Instructions>
- a) Translate this sentence from the abstract on ribonucleotide reduction and DNA into Spanish: "Under the conditions that permitted rapid incorporation of ribonucleoside diphosphates, deoxynucleoside triphosphates were very poorly incorporated."
- b) In one to three sentences, explain what result in the abstract on ribonucleotide reduction and DNA shows that ribo-CDP does not pass through a deoxy-CTP pool.

Text excerpt>
____________
Coupled ribonucleoside diphosphate reduction, channeling, and incorporation into DNA of mammalian cells

There is rapid and specific channeling of ribonucleoside diphosphates into DNA through reactions beginning with ribonucleotide reductase and terminating with DNA polymerase. Lysolecithin-permeabilized Chinese hamster embryo fibroblasts in culture rapidly reduced ribonucleoside diphosphates by ribonucleotide reductase action when dithiothreitol was provided as a reducing agent and incorporated these deoxynucleotides into DNA. The radioactive label provided in ribo-CDP was not diluted by added deoxyribo-CTP during its incorporation into DNA, showing that the ribo-CDP does not pass through a deoxy-CTP pool. Under the conditions that permitted rapid incorporation of ribonucleoside diphosphates, deoxynucleoside triphosphates were very poorly incorporated. Ribonucleotide reductase with the rate-limiting enzyme for the overall process. The Km values for the reductase reaction and the overall process were similar and low enough for saturation by in vivo pools. Natural feedback inhibitors dATP or dTTP inhibited incorporation of labeled ribo-CDP into deoxyribonucleotides and into DNA to the same extent. Ribonucleotide reductase behaved like other enzymes that are associated in a rapidly sedimenting form. It was concentrated in the nucleus during S phase, and most of the enzyme activity in these nuclear extracts was co-sedimented with DNA polymerase on sucrose density gradients. These data support the hypotheses that a physically associated complex of enzymes (replitase) catalyzes the production of deoxynucleotides and their incorporation into DNA in S phase cells.
____________
Listed entries>
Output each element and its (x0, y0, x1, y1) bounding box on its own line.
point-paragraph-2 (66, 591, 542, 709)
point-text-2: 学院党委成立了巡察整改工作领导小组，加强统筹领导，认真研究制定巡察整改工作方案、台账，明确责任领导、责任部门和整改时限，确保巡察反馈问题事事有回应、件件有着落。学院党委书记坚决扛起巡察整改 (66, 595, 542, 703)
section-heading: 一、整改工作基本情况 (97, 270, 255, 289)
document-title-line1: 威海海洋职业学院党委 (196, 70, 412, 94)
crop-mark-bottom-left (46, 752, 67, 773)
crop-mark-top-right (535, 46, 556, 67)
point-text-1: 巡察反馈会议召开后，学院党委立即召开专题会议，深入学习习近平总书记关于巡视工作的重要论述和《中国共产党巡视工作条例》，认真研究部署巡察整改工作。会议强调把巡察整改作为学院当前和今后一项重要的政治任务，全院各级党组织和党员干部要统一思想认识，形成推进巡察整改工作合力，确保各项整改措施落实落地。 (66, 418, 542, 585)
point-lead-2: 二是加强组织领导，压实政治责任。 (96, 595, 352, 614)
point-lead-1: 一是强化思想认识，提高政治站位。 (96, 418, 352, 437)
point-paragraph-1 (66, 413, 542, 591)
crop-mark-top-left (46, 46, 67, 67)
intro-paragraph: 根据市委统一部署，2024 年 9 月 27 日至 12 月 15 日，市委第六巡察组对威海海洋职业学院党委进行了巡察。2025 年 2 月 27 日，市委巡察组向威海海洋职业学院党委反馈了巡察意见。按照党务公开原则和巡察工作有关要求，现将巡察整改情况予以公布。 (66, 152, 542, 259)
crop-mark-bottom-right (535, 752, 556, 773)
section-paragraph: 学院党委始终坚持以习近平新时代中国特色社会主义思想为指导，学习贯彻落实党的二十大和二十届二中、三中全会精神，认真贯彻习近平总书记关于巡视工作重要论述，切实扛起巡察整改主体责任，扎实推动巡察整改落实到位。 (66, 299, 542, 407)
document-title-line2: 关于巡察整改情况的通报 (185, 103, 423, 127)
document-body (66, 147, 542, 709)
____________
Answers provided>
- a) En las condiciones que permitieron la incorporación rápida de difosfatos de ribonucleósidos, los trifosfatos de desoxinucleósidos se incorporaron muy poco.

- b) The radioactive label in ribo-CDP was not diluted by added deoxyribo-CTP while it was being incorporated into DNA. This shows that ribo-CDP does not pass through a deoxy-CTP pool on its way into DNA.